Collected data entries -
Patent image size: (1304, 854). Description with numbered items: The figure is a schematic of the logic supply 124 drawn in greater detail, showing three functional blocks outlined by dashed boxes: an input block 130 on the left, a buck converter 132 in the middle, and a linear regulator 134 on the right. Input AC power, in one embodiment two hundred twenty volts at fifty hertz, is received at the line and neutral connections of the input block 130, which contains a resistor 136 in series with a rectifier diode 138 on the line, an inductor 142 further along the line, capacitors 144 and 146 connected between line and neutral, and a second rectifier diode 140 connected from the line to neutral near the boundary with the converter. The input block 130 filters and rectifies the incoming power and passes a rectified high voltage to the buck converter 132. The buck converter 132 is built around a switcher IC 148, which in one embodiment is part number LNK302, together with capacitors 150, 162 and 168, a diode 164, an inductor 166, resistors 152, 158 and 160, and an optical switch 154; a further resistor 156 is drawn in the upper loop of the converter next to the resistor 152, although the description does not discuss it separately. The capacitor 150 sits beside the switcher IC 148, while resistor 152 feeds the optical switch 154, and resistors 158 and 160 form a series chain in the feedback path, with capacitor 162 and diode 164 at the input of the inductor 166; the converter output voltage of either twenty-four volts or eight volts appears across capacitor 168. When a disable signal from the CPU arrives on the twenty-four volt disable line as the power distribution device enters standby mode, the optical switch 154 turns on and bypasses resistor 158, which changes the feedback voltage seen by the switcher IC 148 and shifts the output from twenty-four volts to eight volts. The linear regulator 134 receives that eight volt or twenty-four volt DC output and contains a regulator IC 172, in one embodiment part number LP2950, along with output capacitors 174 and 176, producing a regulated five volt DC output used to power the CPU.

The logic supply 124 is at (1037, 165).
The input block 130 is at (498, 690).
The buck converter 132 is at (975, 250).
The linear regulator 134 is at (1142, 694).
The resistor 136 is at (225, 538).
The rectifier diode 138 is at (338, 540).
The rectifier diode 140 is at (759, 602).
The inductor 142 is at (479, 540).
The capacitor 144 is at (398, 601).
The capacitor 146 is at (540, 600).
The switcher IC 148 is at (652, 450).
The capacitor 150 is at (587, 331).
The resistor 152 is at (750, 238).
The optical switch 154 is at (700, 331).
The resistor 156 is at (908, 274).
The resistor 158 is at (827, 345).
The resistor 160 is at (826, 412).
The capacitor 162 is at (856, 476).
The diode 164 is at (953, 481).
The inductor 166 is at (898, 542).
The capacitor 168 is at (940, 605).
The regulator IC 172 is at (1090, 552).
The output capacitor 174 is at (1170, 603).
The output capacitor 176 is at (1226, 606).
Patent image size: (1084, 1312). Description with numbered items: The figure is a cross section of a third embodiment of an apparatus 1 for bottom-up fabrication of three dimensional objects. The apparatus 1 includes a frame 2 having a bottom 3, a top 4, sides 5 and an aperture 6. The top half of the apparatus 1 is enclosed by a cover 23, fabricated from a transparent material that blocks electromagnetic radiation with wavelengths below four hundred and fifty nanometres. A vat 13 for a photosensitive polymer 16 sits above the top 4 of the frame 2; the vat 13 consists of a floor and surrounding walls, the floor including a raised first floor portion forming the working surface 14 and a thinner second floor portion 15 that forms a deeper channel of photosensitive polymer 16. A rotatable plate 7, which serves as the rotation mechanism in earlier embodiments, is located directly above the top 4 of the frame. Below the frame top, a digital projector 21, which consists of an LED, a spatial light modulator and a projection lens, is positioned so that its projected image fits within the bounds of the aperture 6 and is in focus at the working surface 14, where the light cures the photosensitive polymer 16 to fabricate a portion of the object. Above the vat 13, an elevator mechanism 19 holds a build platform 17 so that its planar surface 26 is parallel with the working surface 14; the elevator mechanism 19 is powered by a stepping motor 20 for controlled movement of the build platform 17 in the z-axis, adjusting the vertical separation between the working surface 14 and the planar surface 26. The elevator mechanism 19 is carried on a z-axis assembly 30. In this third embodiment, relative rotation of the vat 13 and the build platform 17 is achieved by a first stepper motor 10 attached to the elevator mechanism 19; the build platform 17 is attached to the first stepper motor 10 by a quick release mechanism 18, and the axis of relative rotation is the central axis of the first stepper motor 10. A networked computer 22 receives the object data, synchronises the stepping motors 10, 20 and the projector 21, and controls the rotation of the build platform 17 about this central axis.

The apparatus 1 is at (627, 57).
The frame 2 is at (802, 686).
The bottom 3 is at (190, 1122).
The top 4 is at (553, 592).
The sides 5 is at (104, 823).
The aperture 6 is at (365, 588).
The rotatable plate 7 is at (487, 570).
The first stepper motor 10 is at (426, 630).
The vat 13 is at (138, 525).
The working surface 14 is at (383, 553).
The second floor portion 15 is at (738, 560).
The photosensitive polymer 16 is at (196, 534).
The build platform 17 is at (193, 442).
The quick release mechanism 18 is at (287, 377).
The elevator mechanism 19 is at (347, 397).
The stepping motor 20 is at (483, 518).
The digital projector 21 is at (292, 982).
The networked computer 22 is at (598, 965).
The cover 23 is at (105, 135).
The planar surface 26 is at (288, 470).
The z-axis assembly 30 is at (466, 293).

Written problem - Can you print all of the entries above again, word for word and line for line?

Written answer -
Patent image size: (1304, 854). Description with numbered items: The figure is a schematic of the logic supply 124 drawn in greater detail, showing three functional blocks outlined by dashed boxes: an input block 130 on the left, a buck converter 132 in the middle, and a linear regulator 134 on the right. Input AC power, in one embodiment two hundred twenty volts at fifty hertz, is received at the line and neutral connections of the input block 130, which contains a resistor 136 in series with a rectifier diode 138 on the line, an inductor 142 further along the line, capacitors 144 and 146 connected between line and neutral, and a second rectifier diode 140 connected from the line to neutral near the boundary with the converter. The input block 130 filters and rectifies the incoming power and passes a rectified high voltage to the buck converter 132. The buck converter 132 is built around a switcher IC 148, which in one embodiment is part number LNK302, together with capacitors 150, 162 and 168, a diode 164, an inductor 166, resistors 152, 158 and 160, and an optical switch 154; a further resistor 156 is drawn in the upper loop of the converter next to the resistor 152, although the description does not discuss it separately. The capacitor 150 sits beside the switcher IC 148, while resistor 152 feeds the optical switch 154, and resistors 158 and 160 form a series chain in the feedback path, with capacitor 162 and diode 164 at the input of the inductor 166; the converter output voltage of either twenty-four volts or eight volts appears across capacitor 168. When a disable signal from the CPU arrives on the twenty-four volt disable line as the power distribution device enters standby mode, the optical switch 154 turns on and bypasses resistor 158, which changes the feedback voltage seen by the switcher IC 148 and shifts the output from twenty-four volts to eight volts. The linear regulator 134 receives that eight volt or twenty-four volt DC output and contains a regulator IC 172, in one embodiment part number LP2950, along with output capacitors 174 and 176, producing a regulated five volt DC output used to power the CPU.

The logic supply 124 is at (1037, 165).
The input block 130 is at (498, 690).
The buck converter 132 is at (975, 250).
The linear regulator 134 is at (1142, 694).
The resistor 136 is at (225, 538).
The rectifier diode 138 is at (338, 540).
The rectifier diode 140 is at (759, 602).
The inductor 142 is at (479, 540).
The capacitor 144 is at (398, 601).
The capacitor 146 is at (540, 600).
The switcher IC 148 is at (652, 450).
The capacitor 150 is at (587, 331).
The resistor 152 is at (750, 238).
The optical switch 154 is at (700, 331).
The resistor 156 is at (908, 274).
The resistor 158 is at (827, 345).
The resistor 160 is at (826, 412).
The capacitor 162 is at (856, 476).
The diode 164 is at (953, 481).
The inductor 166 is at (898, 542).
The capacitor 168 is at (940, 605).
The regulator IC 172 is at (1090, 552).
The output capacitor 174 is at (1170, 603).
The output capacitor 176 is at (1226, 606).
Patent image size: (1084, 1312). Description with numbered items: The figure is a cross section of a third embodiment of an apparatus 1 for bottom-up fabrication of three dimensional objects. The apparatus 1 includes a frame 2 having a bottom 3, a top 4, sides 5 and an aperture 6. The top half of the apparatus 1 is enclosed by a cover 23, fabricated from a transparent material that blocks electromagnetic radiation with wavelengths below four hundred and fifty nanometres. A vat 13 for a photosensitive polymer 16 sits above the top 4 of the frame 2; the vat 13 consists of a floor and surrounding walls, the floor including a raised first floor portion forming the working surface 14 and a thinner second floor portion 15 that forms a deeper channel of photosensitive polymer 16. A rotatable plate 7, which serves as the rotation mechanism in earlier embodiments, is located directly above the top 4 of the frame. Below the frame top, a digital projector 21, which consists of an LED, a spatial light modulator and a projection lens, is positioned so that its projected image fits within the bounds of the aperture 6 and is in focus at the working surface 14, where the light cures the photosensitive polymer 16 to fabricate a portion of the object. Above the vat 13, an elevator mechanism 19 holds a build platform 17 so that its planar surface 26 is parallel with the working surface 14; the elevator mechanism 19 is powered by a stepping motor 20 for controlled movement of the build platform 17 in the z-axis, adjusting the vertical separation between the working surface 14 and the planar surface 26. The elevator mechanism 19 is carried on a z-axis assembly 30. In this third embodiment, relative rotation of the vat 13 and the build platform 17 is achieved by a first stepper motor 10 attached to the elevator mechanism 19; the build platform 17 is attached to the first stepper motor 10 by a quick release mechanism 18, and the axis of relative rotation is the central axis of the first stepper motor 10. A networked computer 22 receives the object data, synchronises the stepping motors 10, 20 and the projector 21, and controls the rotation of the build platform 17 about this central axis.

The apparatus 1 is at (627, 57).
The frame 2 is at (802, 686).
The bottom 3 is at (190, 1122).
The top 4 is at (553, 592).
The sides 5 is at (104, 823).
The aperture 6 is at (365, 588).
The rotatable plate 7 is at (487, 570).
The first stepper motor 10 is at (426, 630).
The vat 13 is at (138, 525).
The working surface 14 is at (383, 553).
The second floor portion 15 is at (738, 560).
The photosensitive polymer 16 is at (196, 534).
The build platform 17 is at (193, 442).
The quick release mechanism 18 is at (287, 377).
The elevator mechanism 19 is at (347, 397).
The stepping motor 20 is at (483, 518).
The digital projector 21 is at (292, 982).
The networked computer 22 is at (598, 965).
The cover 23 is at (105, 135).
The planar surface 26 is at (288, 470).
The z-axis assembly 30 is at (466, 293).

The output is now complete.